▸ STATED EXERCISE
Below are records; state how many of their lines hold the word "feet", and give only the figure.

═════ DATA EXCERPTS ═════

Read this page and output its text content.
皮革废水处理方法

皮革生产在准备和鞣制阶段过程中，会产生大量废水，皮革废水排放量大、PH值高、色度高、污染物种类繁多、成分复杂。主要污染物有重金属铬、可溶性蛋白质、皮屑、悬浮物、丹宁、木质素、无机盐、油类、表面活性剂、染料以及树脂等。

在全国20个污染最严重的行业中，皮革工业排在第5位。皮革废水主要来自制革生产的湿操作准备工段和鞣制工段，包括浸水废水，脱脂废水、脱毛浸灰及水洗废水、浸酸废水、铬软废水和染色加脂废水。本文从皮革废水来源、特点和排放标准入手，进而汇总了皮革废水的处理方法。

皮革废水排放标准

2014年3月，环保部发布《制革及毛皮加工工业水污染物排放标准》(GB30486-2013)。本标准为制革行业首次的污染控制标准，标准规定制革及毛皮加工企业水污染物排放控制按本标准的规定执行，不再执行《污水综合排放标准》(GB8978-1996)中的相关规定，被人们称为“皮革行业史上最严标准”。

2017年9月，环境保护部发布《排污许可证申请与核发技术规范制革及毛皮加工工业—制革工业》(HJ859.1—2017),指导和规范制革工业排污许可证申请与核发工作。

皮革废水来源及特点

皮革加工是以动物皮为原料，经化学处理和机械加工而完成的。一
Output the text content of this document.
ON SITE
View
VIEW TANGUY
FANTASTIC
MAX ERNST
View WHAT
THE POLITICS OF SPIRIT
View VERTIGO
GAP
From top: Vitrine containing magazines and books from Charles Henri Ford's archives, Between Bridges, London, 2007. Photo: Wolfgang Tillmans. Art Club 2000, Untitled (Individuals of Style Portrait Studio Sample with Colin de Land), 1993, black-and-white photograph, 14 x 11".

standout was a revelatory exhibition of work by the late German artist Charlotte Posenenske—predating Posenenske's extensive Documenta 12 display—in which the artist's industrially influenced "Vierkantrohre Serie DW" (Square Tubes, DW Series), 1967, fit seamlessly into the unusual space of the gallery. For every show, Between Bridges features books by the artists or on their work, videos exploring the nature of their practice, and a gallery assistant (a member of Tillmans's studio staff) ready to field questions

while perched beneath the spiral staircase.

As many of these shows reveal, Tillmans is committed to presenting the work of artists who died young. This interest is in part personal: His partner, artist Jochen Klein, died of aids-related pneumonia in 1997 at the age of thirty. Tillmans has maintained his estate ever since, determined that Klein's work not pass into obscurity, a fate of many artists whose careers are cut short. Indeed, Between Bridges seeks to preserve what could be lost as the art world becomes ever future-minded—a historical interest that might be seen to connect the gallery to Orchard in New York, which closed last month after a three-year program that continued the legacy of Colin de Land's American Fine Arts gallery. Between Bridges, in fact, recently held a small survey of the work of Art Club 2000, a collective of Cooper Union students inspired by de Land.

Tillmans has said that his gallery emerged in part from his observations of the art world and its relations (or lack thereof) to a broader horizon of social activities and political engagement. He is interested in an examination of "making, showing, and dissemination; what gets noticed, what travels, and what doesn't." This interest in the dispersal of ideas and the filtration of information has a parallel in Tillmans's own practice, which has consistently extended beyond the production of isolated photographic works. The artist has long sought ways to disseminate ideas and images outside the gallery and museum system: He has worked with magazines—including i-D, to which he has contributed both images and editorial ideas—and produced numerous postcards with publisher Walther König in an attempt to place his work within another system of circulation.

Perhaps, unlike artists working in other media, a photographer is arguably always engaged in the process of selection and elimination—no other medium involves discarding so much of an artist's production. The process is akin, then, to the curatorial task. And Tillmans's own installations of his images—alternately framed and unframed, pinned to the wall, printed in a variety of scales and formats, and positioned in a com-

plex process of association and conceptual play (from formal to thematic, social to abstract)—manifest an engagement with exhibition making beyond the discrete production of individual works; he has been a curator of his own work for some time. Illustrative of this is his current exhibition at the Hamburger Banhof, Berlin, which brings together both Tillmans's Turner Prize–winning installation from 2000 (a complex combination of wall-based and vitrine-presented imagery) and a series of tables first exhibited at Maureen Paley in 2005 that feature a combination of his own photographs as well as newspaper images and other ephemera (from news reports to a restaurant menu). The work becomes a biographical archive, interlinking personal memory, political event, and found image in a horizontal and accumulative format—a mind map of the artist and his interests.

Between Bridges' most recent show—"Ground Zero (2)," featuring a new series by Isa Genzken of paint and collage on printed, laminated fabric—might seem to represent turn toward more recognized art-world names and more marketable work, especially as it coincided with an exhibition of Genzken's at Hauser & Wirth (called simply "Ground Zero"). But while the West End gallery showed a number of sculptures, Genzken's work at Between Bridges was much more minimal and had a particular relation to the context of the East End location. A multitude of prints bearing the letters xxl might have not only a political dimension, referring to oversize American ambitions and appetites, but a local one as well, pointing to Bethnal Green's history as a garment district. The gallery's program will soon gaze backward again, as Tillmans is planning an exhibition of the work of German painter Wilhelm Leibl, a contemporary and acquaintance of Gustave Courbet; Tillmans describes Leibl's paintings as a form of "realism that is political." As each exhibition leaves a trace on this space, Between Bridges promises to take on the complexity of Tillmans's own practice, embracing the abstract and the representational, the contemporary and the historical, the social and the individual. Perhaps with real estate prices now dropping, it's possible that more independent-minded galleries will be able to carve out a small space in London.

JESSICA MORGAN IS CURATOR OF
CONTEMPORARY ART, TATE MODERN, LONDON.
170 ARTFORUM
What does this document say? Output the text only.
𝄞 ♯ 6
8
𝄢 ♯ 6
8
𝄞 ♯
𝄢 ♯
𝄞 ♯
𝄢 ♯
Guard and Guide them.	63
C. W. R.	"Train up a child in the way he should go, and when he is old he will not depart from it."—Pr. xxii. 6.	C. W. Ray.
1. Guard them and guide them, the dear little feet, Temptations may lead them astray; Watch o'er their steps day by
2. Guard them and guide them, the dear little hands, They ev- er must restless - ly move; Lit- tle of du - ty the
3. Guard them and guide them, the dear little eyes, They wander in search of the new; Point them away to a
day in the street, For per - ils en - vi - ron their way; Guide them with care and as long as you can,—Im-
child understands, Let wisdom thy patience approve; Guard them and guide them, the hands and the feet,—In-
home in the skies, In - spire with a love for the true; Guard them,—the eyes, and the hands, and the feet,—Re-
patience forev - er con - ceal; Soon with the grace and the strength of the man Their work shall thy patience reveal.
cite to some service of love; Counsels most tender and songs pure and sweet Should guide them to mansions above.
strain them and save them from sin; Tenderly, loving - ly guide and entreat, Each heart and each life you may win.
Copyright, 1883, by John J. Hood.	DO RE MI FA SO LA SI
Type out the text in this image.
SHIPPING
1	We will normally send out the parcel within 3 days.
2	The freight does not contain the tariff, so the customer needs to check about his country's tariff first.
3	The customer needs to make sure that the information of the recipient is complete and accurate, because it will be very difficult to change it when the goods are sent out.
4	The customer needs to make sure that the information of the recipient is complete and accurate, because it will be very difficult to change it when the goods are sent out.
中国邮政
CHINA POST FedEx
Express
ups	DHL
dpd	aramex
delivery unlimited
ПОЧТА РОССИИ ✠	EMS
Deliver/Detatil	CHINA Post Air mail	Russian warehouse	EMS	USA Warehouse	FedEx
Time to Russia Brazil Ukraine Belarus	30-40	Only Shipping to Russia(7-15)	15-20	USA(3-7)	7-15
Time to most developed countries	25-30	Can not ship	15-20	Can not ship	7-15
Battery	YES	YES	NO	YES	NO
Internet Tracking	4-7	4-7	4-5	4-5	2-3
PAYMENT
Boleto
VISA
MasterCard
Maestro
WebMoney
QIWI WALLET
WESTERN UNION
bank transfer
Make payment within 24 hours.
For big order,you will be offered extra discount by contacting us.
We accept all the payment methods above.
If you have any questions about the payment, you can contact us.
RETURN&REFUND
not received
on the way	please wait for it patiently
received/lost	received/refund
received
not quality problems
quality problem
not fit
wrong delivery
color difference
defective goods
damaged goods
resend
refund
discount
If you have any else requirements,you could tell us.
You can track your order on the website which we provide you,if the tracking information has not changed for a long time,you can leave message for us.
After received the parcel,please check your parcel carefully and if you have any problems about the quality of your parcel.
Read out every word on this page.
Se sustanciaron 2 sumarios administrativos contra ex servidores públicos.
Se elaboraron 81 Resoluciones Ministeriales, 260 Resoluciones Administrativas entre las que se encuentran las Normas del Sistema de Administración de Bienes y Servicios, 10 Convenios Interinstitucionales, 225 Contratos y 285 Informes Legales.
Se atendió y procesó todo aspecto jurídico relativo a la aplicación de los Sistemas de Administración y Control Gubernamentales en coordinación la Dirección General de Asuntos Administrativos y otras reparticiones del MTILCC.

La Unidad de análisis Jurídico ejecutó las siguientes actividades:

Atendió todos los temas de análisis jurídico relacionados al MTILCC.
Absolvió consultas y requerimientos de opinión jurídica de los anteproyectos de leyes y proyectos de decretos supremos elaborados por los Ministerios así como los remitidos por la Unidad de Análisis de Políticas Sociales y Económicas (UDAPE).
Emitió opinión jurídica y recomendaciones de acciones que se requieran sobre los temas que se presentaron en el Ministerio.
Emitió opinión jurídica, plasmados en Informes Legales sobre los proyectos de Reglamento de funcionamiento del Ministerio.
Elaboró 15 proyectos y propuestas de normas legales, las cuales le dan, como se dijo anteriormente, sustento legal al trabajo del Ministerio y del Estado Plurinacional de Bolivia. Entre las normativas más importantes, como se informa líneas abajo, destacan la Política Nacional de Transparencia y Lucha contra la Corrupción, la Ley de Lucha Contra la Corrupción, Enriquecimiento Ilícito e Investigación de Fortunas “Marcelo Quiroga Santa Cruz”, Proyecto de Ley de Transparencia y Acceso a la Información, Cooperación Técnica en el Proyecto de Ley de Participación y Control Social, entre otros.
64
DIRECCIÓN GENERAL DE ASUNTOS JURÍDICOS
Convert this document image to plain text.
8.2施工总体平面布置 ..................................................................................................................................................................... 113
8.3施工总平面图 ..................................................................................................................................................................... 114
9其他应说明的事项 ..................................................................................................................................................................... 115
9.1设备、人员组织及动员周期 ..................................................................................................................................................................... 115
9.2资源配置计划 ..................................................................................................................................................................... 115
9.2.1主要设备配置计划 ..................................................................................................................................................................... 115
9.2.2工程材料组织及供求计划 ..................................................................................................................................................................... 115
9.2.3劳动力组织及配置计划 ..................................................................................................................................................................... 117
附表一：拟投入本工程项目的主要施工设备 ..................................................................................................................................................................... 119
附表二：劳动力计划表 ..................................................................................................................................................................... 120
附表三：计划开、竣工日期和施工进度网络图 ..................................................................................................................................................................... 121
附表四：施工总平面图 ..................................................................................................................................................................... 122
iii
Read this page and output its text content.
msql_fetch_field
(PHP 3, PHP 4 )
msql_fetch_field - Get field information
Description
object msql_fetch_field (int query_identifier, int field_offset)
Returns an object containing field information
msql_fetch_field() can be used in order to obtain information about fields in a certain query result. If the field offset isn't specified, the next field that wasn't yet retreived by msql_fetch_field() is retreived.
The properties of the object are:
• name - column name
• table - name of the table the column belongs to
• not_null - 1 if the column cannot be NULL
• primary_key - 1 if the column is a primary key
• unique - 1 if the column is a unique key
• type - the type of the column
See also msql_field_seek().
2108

═════

▸ EXPECTED OUTPUT
3